Work to complete | List the lines of this listing that hold the word "JSON".

Extracted information |
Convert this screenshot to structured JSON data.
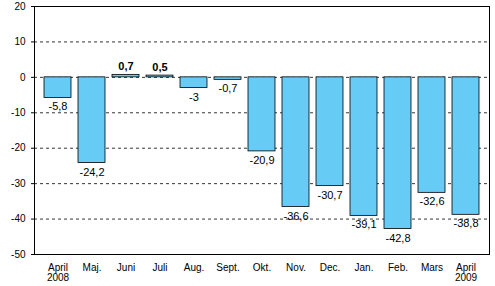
{
  "chart_data": {
    "type": "bar",
    "categories": [
      "April\n2008",
      "Maj.",
      "Juni",
      "Juli",
      "Aug.",
      "Sept.",
      "Okt.",
      "Nov.",
      "Dec.",
      "Jan.",
      "Feb.",
      "Mars",
      "April\n2009"
    ],
    "values": [
      -5.8,
      -24.2,
      0.7,
      0.5,
      -3,
      -0.7,
      -20.9,
      -36.6,
      -30.7,
      -39.1,
      -42.8,
      -32.6,
      -38.8
    ],
    "value_labels": [
      "-5,8",
      "-24,2",
      "0,7",
      "0,5",
      "-3",
      "-0,7",
      "-20,9",
      "-36,6",
      "-30,7",
      "-39,1",
      "-42,8",
      "-32,6",
      "-38,8"
    ],
    "color": "#66ccf5",
    "ylim": [
      -50,
      20
    ],
    "yticks": [
      -50,
      -40,
      -30,
      -20,
      -10,
      0,
      10,
      20
    ],
    "grid": true,
    "data_labels": true
  }
}
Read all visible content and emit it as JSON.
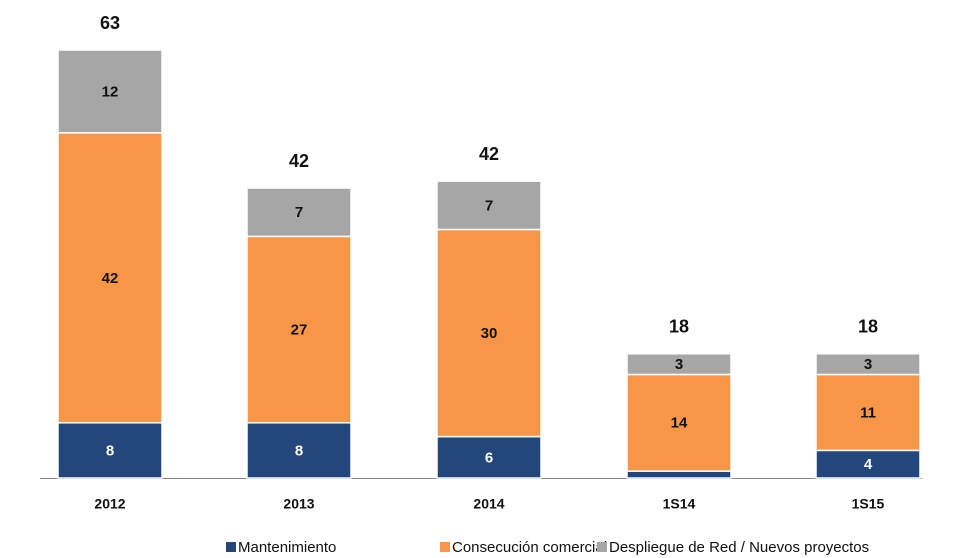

Worked solution |
Convert this screenshot to structured JSON data.
Read all visible content and emit it as JSON.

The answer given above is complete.